*Given request*:
Write out the full listing again, exactly as it stands.

*Exercise data*:
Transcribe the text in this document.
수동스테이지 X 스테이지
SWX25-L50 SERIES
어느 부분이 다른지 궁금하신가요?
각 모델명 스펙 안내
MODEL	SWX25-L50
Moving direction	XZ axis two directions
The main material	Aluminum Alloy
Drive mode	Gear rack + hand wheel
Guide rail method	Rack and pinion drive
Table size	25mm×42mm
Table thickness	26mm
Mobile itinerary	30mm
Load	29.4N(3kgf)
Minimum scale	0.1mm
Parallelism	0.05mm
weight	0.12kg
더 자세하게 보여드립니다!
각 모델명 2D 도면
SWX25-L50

*The reply*:
Transcribe the text in this document.
수동스테이지 X 스테이지
SWX25-L50 SERIES
어느 부분이 다른지 궁금하신가요?
각 모델명 스펙 안내
MODEL	SWX25-L50
Moving direction	XZ axis two directions
The main material	Aluminum Alloy
Drive mode	Gear rack + hand wheel
Guide rail method	Rack and pinion drive
Table size	25mm×42mm
Table thickness	26mm
Mobile itinerary	30mm
Load	29.4N(3kgf)
Minimum scale	0.1mm
Parallelism	0.05mm
weight	0.12kg
더 자세하게 보여드립니다!
각 모델명 2D 도면
SWX25-L50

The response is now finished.